Set problem: Copy every line that contains the string "this" from the entries below.

Raw data:
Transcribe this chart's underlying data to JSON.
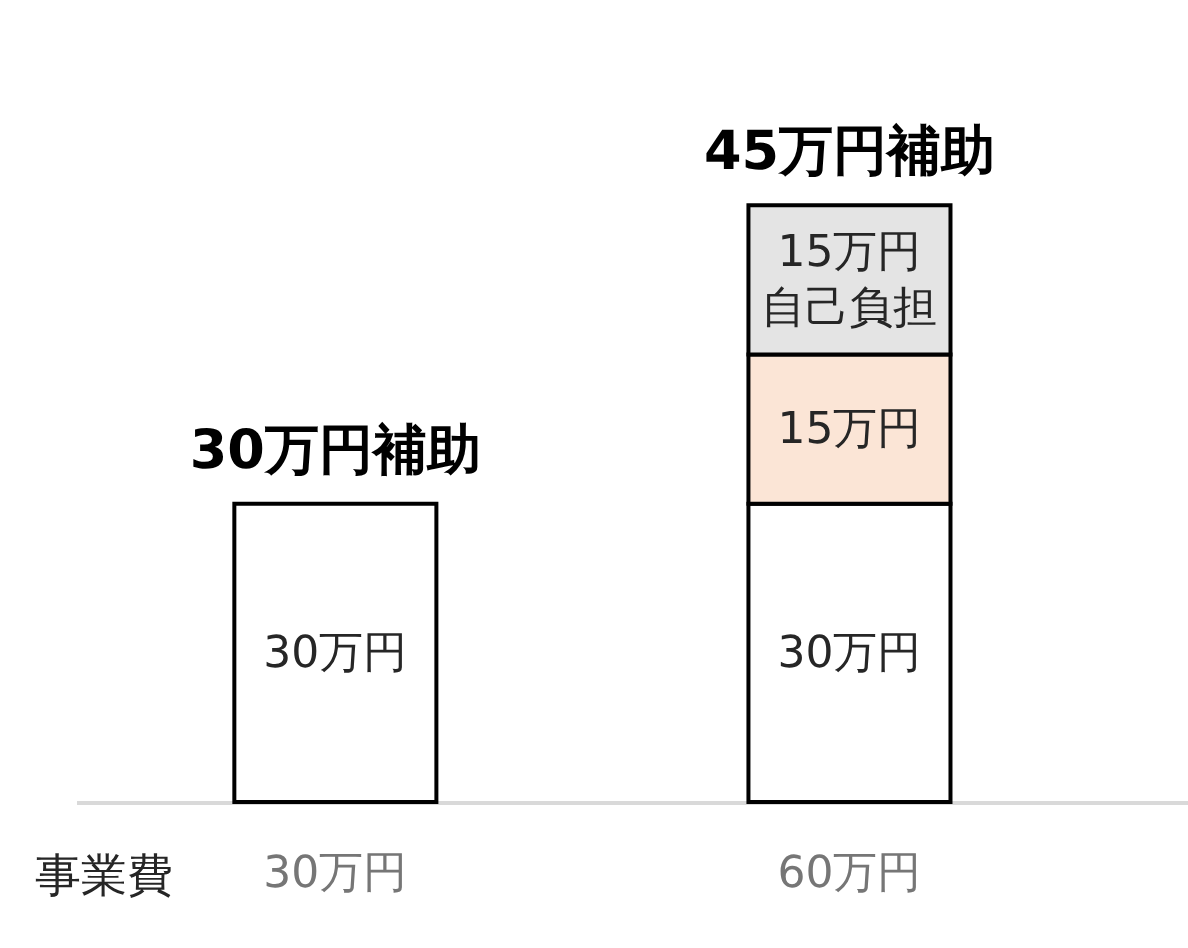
{
  "chart_data": {
    "type": "bar",
    "stacked": true,
    "tick_labels": "x",
    "xlabel": "事業費",
    "categories": [
      "30万円",
      "60万円"
    ],
    "series": [
      {
        "color": "#ffffff",
        "values": [
          30,
          30
        ],
        "value_labels": [
          "30万円",
          "30万円"
        ]
      },
      {
        "color": "#fbe5d6",
        "values": [
          null,
          15
        ],
        "value_labels": [
          null,
          "15万円"
        ]
      },
      {
        "color": "#e4e4e4",
        "values": [
          null,
          15
        ],
        "value_labels": [
          null,
          "15万円自己負担"
        ]
      }
    ],
    "annotations": [
      {
        "text": "30万円補助",
        "x": "30万円",
        "y": 30
      },
      {
        "text": "45万円補助",
        "x": "60万円",
        "y": 60
      }
    ]
  }
}
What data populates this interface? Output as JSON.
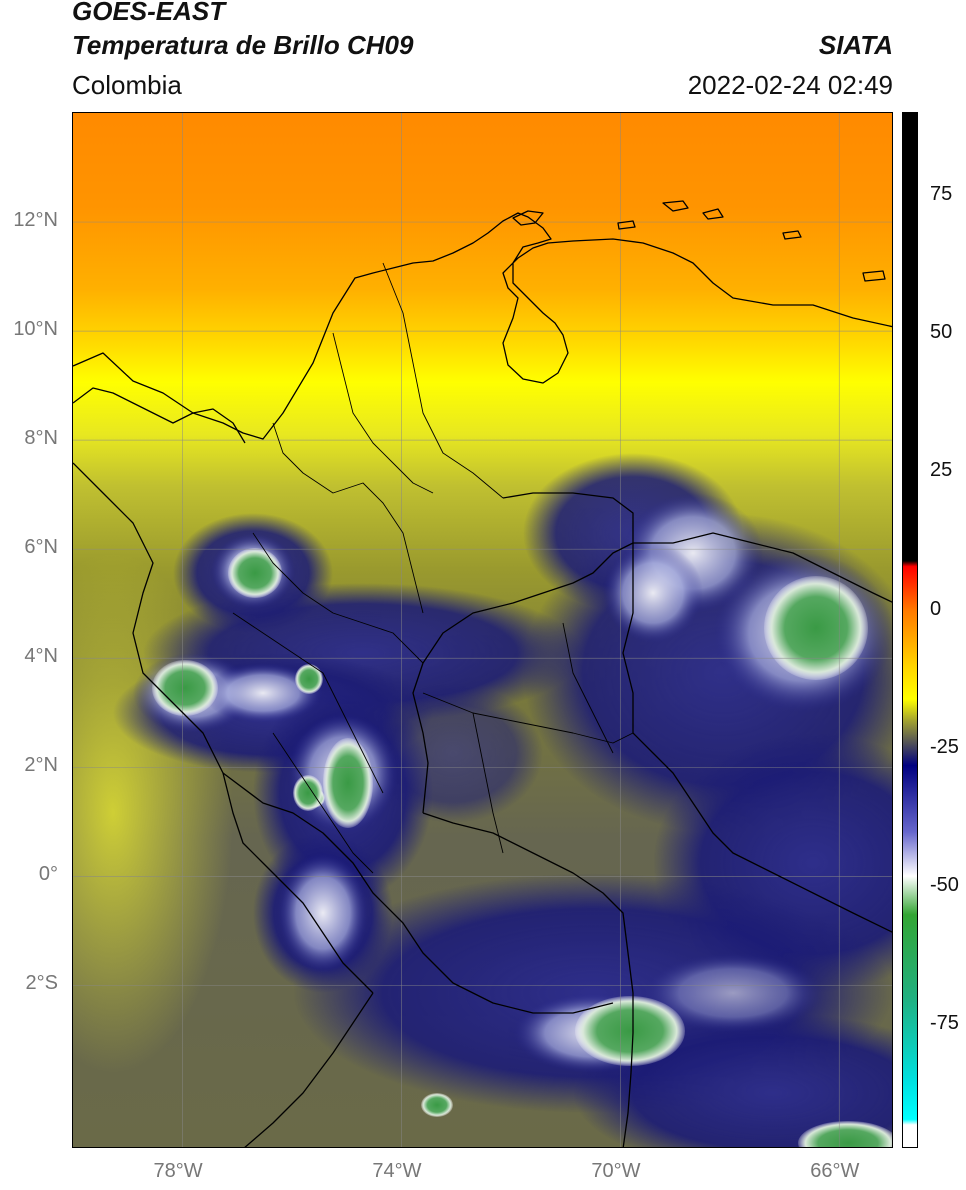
{
  "header": {
    "satellite": "GOES-EAST",
    "product": "Temperatura de Brillo CH09",
    "region": "Colombia",
    "source": "SIATA",
    "timestamp": "2022-02-24 02:49"
  },
  "map": {
    "lon_range": [
      -80,
      -65
    ],
    "lat_range": [
      -5,
      14
    ],
    "lat_ticks": [
      {
        "value": 12,
        "label": "12°N"
      },
      {
        "value": 10,
        "label": "10°N"
      },
      {
        "value": 8,
        "label": "8°N"
      },
      {
        "value": 6,
        "label": "6°N"
      },
      {
        "value": 4,
        "label": "4°N"
      },
      {
        "value": 2,
        "label": "2°N"
      },
      {
        "value": 0,
        "label": "0°"
      },
      {
        "value": -2,
        "label": "2°S"
      }
    ],
    "lon_ticks": [
      {
        "value": -78,
        "label": "78°W"
      },
      {
        "value": -74,
        "label": "74°W"
      },
      {
        "value": -70,
        "label": "70°W"
      },
      {
        "value": -66,
        "label": "66°W"
      }
    ],
    "gridlines": true
  },
  "colorbar": {
    "range": [
      -97,
      90
    ],
    "ticks": [
      {
        "value": 75,
        "label": "75"
      },
      {
        "value": 50,
        "label": "50"
      },
      {
        "value": 25,
        "label": "25"
      },
      {
        "value": 0,
        "label": "0"
      },
      {
        "value": -25,
        "label": "-25"
      },
      {
        "value": -50,
        "label": "-50"
      },
      {
        "value": -75,
        "label": "-75"
      }
    ],
    "stops": [
      {
        "value": 90,
        "color": "#000000"
      },
      {
        "value": 9,
        "color": "#000000"
      },
      {
        "value": 8,
        "color": "#ff0000"
      },
      {
        "value": 0,
        "color": "#ff7a00"
      },
      {
        "value": -10,
        "color": "#ffd400"
      },
      {
        "value": -16,
        "color": "#ffff00"
      },
      {
        "value": -20,
        "color": "#a0a030"
      },
      {
        "value": -24,
        "color": "#505058"
      },
      {
        "value": -28,
        "color": "#000080"
      },
      {
        "value": -40,
        "color": "#6666cc"
      },
      {
        "value": -48,
        "color": "#ffffff"
      },
      {
        "value": -55,
        "color": "#33a533"
      },
      {
        "value": -70,
        "color": "#20b080"
      },
      {
        "value": -85,
        "color": "#00e0e0"
      },
      {
        "value": -92,
        "color": "#00ffff"
      },
      {
        "value": -93,
        "color": "#ffffff"
      },
      {
        "value": -97,
        "color": "#ffffff"
      }
    ]
  },
  "colors": {
    "warm_top": "#ff8800",
    "mid_yellow": "#ffee00",
    "olive": "#8c8c30",
    "deep_blue": "#0a0a80",
    "cold_green": "#3d9a45",
    "border": "#000000"
  }
}
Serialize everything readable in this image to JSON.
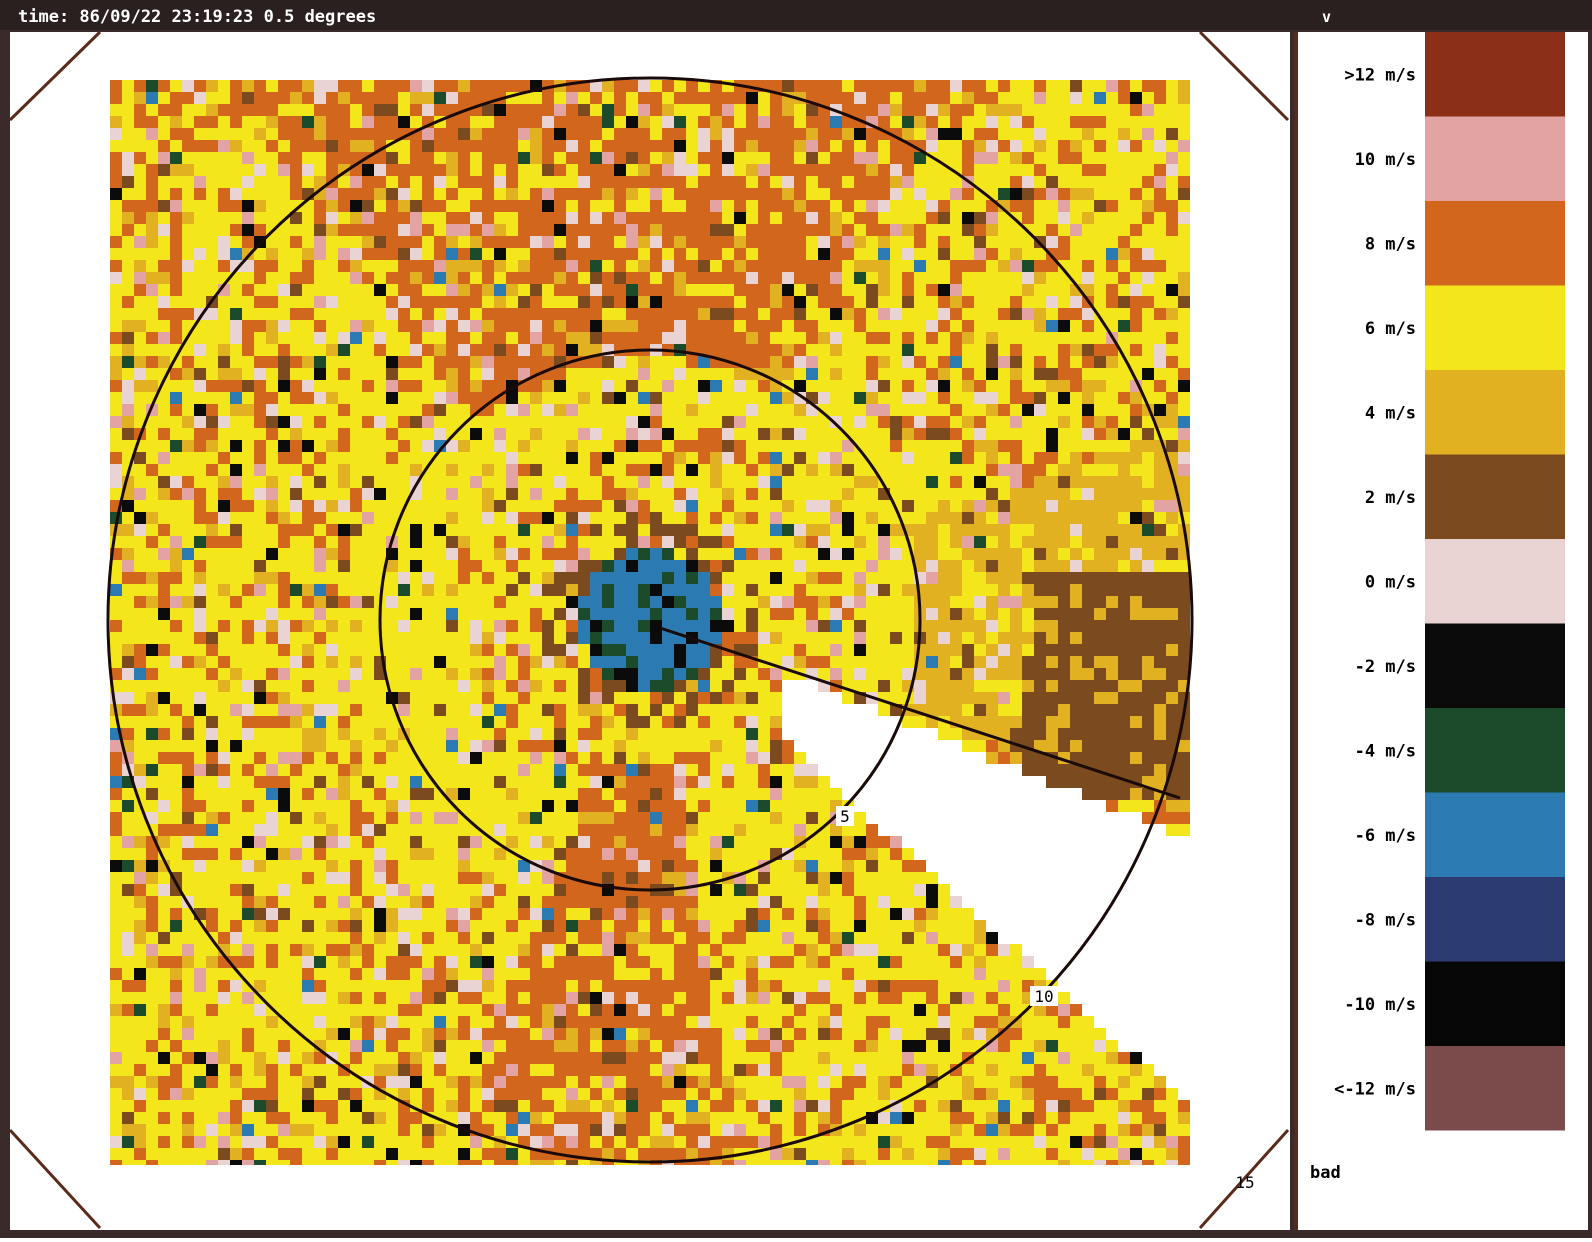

Output below:
Transcribe this chart's underlying data to JSON.
What data populates this interface? Output as JSON.
Serialize everything readable in this image to JSON.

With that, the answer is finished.